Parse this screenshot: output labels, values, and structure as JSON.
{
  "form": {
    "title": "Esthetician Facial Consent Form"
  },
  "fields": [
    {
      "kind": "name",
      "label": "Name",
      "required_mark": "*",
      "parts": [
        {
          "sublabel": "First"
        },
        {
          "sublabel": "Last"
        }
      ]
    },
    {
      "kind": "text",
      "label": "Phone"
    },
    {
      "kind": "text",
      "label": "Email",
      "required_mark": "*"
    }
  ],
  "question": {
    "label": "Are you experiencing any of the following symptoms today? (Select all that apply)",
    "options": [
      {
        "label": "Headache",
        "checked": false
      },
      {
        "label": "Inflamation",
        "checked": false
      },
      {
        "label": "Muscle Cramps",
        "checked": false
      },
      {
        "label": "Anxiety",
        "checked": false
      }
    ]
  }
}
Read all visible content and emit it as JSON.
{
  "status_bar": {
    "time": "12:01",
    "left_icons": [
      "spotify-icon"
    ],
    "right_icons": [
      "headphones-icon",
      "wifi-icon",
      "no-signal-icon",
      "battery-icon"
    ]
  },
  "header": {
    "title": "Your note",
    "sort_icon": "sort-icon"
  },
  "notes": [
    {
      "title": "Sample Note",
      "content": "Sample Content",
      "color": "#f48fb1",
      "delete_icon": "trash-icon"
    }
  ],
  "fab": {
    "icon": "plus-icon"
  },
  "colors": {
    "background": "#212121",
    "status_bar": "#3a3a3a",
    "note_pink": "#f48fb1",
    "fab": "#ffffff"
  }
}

------------

__WHAT IS NEEDED__
The entries above should be repeated exactly, every one of them.

__SOLVED PROBLEM__
Parse this screenshot: output labels, values, and structure as JSON.
{
  "form": {
    "title": "Esthetician Facial Consent Form"
  },
  "fields": [
    {
      "kind": "name",
      "label": "Name",
      "required_mark": "*",
      "parts": [
        {
          "sublabel": "First"
        },
        {
          "sublabel": "Last"
        }
      ]
    },
    {
      "kind": "text",
      "label": "Phone"
    },
    {
      "kind": "text",
      "label": "Email",
      "required_mark": "*"
    }
  ],
  "question": {
    "label": "Are you experiencing any of the following symptoms today? (Select all that apply)",
    "options": [
      {
        "label": "Headache",
        "checked": false
      },
      {
        "label": "Inflamation",
        "checked": false
      },
      {
        "label": "Muscle Cramps",
        "checked": false
      },
      {
        "label": "Anxiety",
        "checked": false
      }
    ]
  }
}
Read all visible content and emit it as JSON.
{
  "status_bar": {
    "time": "12:01",
    "left_icons": [
      "spotify-icon"
    ],
    "right_icons": [
      "headphones-icon",
      "wifi-icon",
      "no-signal-icon",
      "battery-icon"
    ]
  },
  "header": {
    "title": "Your note",
    "sort_icon": "sort-icon"
  },
  "notes": [
    {
      "title": "Sample Note",
      "content": "Sample Content",
      "color": "#f48fb1",
      "delete_icon": "trash-icon"
    }
  ],
  "fab": {
    "icon": "plus-icon"
  },
  "colors": {
    "background": "#212121",
    "status_bar": "#3a3a3a",
    "note_pink": "#f48fb1",
    "fab": "#ffffff"
  }
}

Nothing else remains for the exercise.